§ Objective: Search the records for the word "diversi" and pick out every line that has it.

BEGIN Input records

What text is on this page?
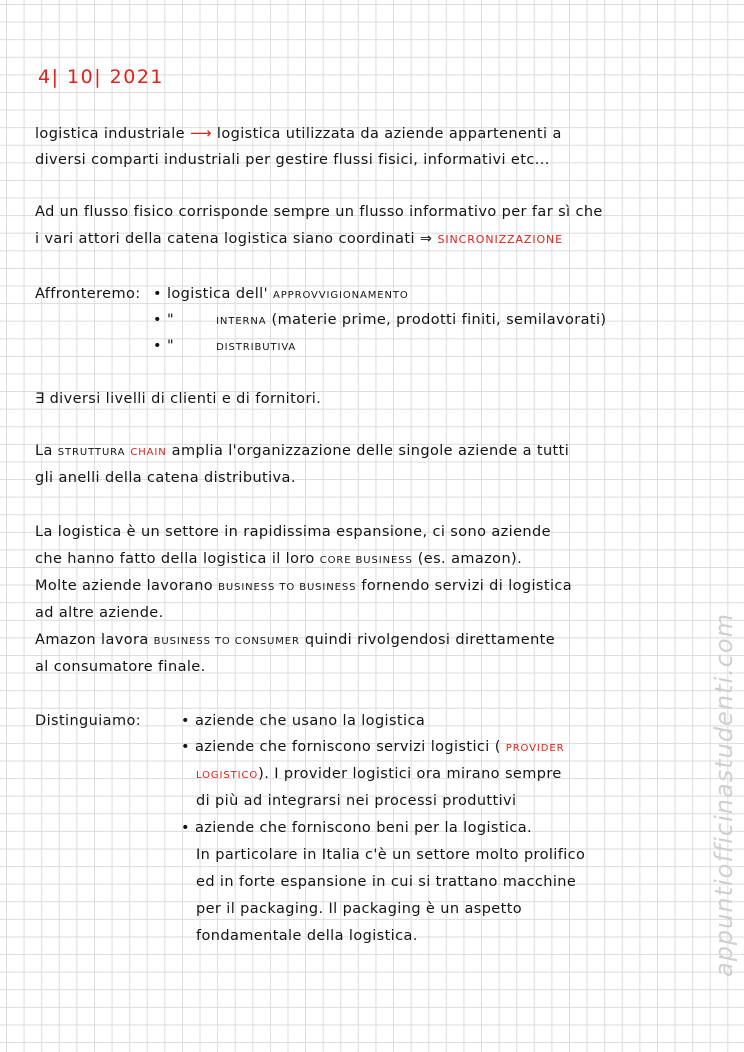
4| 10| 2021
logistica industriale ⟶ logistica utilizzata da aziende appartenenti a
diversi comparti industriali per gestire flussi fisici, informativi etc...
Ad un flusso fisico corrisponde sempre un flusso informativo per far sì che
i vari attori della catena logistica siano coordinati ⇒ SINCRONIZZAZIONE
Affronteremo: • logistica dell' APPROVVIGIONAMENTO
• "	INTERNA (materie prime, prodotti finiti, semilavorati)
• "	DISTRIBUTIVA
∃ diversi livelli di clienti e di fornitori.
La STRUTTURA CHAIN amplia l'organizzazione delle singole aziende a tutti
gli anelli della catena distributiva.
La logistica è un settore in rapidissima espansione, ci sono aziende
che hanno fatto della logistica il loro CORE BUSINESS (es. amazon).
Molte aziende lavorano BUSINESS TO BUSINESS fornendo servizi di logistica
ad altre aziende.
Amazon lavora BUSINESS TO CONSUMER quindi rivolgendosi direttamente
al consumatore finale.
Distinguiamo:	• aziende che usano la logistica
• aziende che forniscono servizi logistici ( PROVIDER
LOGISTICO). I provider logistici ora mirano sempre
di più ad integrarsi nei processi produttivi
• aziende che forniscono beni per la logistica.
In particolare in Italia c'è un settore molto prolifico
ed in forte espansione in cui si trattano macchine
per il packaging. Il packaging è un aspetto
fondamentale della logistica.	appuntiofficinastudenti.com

END Input records
BEGIN Input records

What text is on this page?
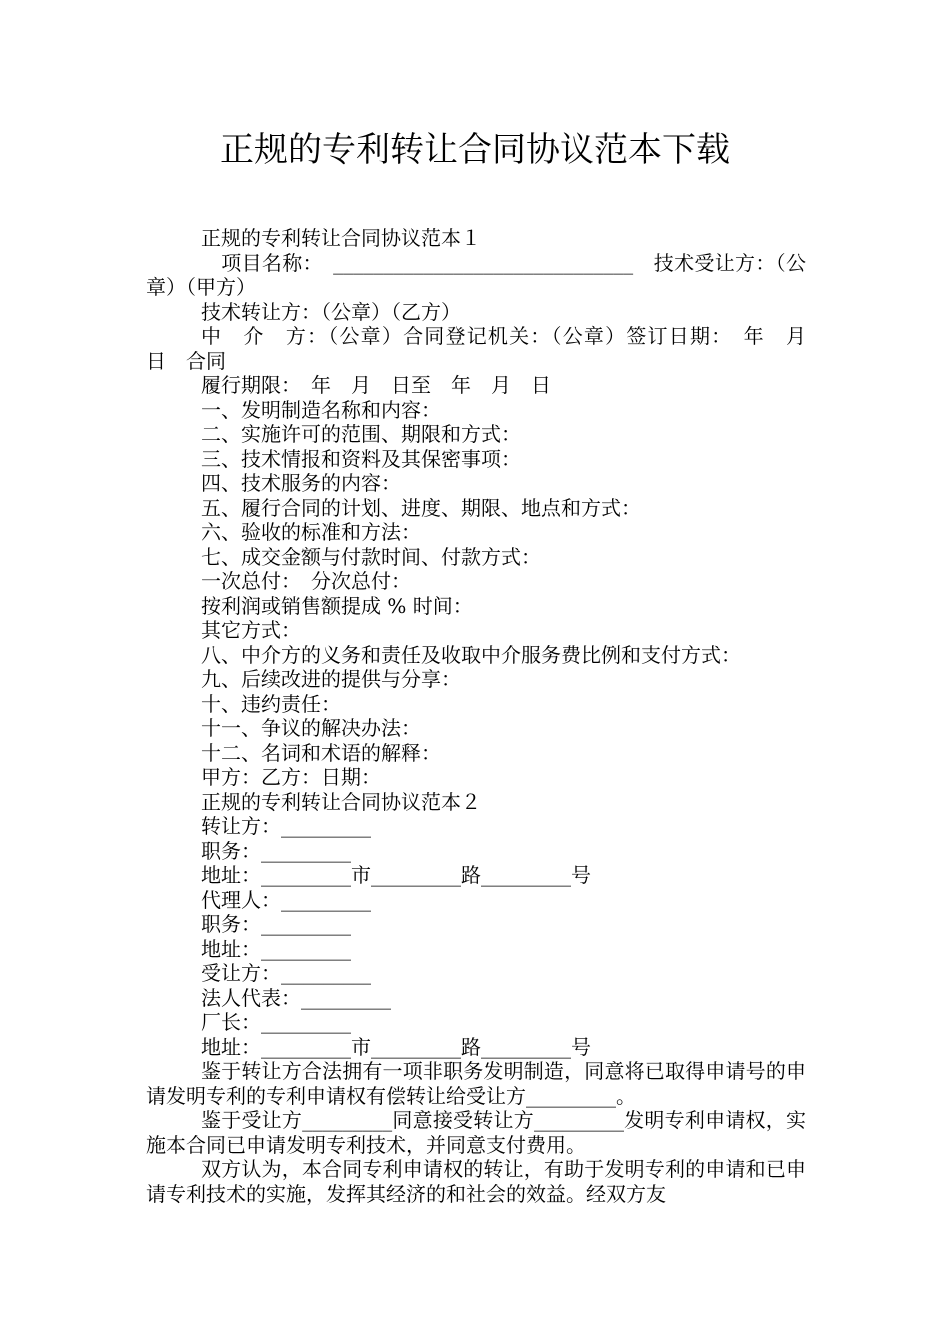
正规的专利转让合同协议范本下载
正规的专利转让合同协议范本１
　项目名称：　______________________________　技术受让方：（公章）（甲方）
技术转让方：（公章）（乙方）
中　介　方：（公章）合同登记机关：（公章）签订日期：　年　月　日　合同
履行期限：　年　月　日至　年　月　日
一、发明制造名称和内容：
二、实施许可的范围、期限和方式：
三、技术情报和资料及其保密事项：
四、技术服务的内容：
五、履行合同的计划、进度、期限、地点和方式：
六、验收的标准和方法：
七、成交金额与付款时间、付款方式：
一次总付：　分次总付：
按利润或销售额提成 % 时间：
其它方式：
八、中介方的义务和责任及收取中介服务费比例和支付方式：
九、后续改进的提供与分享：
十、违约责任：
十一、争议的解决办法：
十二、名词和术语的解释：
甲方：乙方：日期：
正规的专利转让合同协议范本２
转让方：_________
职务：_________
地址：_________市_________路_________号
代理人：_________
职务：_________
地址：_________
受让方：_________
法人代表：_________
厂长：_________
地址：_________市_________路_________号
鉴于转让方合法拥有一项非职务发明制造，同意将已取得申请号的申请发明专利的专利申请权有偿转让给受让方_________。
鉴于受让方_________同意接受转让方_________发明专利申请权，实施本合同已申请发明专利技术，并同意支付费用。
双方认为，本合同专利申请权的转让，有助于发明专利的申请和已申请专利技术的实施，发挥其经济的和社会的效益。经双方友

END Input records
BEGIN Input records

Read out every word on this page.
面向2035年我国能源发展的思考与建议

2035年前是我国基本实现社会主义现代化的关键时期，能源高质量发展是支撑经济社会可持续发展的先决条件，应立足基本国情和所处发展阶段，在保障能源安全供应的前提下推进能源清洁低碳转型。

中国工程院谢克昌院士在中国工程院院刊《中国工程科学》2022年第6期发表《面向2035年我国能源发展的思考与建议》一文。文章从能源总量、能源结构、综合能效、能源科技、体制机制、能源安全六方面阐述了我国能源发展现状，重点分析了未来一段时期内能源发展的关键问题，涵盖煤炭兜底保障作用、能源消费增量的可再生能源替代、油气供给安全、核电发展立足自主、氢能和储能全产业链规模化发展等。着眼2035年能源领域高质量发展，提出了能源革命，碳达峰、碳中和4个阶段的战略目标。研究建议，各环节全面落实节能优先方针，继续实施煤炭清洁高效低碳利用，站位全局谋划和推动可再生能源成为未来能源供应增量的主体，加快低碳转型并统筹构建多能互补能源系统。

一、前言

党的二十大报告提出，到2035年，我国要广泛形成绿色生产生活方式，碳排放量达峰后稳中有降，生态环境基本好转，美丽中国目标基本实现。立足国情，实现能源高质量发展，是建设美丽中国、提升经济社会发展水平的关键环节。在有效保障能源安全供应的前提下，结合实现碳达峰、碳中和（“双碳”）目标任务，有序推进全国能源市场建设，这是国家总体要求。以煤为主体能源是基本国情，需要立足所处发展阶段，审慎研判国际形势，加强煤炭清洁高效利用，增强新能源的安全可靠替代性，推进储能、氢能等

END Input records

§ Solution to this exercise:
diversi comparti industriali per gestire flussi fisici, informativi etc...
∃ diversi livelli di clienti e di fornitori.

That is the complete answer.